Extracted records
□ □ □ □ □ □ □

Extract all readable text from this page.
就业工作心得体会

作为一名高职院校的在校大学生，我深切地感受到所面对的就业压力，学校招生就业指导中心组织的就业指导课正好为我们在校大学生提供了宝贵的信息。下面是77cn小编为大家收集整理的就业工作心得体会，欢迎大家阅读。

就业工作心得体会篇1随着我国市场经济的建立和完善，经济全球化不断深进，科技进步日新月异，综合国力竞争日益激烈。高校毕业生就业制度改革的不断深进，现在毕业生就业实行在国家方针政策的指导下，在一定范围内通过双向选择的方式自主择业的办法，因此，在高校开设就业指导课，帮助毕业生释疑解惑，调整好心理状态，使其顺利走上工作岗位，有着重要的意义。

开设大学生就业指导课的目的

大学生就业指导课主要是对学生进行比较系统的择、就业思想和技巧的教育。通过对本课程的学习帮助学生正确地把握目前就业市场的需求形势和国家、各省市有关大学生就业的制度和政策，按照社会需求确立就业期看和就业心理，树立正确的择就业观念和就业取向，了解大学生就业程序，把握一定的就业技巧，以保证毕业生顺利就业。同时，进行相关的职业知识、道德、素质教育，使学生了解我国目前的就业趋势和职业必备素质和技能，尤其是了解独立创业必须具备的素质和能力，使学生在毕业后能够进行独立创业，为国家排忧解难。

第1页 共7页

□ □ □ □ □ □ □

# Your task:
Make an exact copy of the data above.

# Task result:
Extract all readable text from this page.
就业工作心得体会

作为一名高职院校的在校大学生，我深切地感受到所面对的就业压力，学校招生就业指导中心组织的就业指导课正好为我们在校大学生提供了宝贵的信息。下面是77cn小编为大家收集整理的就业工作心得体会，欢迎大家阅读。

就业工作心得体会篇1随着我国市场经济的建立和完善，经济全球化不断深进，科技进步日新月异，综合国力竞争日益激烈。高校毕业生就业制度改革的不断深进，现在毕业生就业实行在国家方针政策的指导下，在一定范围内通过双向选择的方式自主择业的办法，因此，在高校开设就业指导课，帮助毕业生释疑解惑，调整好心理状态，使其顺利走上工作岗位，有着重要的意义。

开设大学生就业指导课的目的

大学生就业指导课主要是对学生进行比较系统的择、就业思想和技巧的教育。通过对本课程的学习帮助学生正确地把握目前就业市场的需求形势和国家、各省市有关大学生就业的制度和政策，按照社会需求确立就业期看和就业心理，树立正确的择就业观念和就业取向，了解大学生就业程序，把握一定的就业技巧，以保证毕业生顺利就业。同时，进行相关的职业知识、道德、素质教育，使学生了解我国目前的就业趋势和职业必备素质和技能，尤其是了解独立创业必须具备的素质和能力，使学生在毕业后能够进行独立创业，为国家排忧解难。

第1页 共7页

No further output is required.